* _Request_
Nothing but the lines from the line with "Output the text content of this document." through the end of the data is to be copied, and each is to be copied exactly.

(Stored entries)
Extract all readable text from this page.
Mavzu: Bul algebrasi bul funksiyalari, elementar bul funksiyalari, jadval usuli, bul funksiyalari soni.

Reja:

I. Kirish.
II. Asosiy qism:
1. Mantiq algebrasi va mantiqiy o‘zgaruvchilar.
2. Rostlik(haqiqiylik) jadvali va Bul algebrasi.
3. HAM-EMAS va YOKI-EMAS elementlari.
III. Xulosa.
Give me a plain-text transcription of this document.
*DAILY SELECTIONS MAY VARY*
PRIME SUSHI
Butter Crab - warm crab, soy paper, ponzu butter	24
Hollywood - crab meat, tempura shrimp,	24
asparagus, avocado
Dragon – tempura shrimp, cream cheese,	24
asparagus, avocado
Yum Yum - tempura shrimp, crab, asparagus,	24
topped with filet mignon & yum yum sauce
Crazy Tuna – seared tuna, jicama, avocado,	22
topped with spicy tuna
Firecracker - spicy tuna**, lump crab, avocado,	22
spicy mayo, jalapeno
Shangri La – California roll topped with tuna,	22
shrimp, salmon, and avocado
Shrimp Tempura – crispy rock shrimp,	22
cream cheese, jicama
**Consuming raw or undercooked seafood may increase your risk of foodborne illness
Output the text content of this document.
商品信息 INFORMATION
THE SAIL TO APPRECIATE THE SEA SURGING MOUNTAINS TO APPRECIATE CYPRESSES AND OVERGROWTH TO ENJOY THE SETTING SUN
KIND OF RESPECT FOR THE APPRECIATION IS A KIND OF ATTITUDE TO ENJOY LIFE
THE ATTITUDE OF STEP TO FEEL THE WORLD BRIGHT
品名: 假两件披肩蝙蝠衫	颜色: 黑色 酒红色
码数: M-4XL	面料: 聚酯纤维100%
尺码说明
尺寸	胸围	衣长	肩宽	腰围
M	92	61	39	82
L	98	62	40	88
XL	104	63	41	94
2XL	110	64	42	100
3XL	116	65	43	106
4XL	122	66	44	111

* _Exercise result_
Output the text content of this document.
商品信息 INFORMATION
THE SAIL TO APPRECIATE THE SEA SURGING MOUNTAINS TO APPRECIATE CYPRESSES AND OVERGROWTH TO ENJOY THE SETTING SUN
KIND OF RESPECT FOR THE APPRECIATION IS A KIND OF ATTITUDE TO ENJOY LIFE
THE ATTITUDE OF STEP TO FEEL THE WORLD BRIGHT
品名: 假两件披肩蝙蝠衫	颜色: 黑色 酒红色
码数: M-4XL	面料: 聚酯纤维100%
尺码说明
尺寸	胸围	衣长	肩宽	腰围
M	92	61	39	82
L	98	62	40	88
XL	104	63	41	94
2XL	110	64	42	100
3XL	116	65	43	106
4XL	122	66	44	111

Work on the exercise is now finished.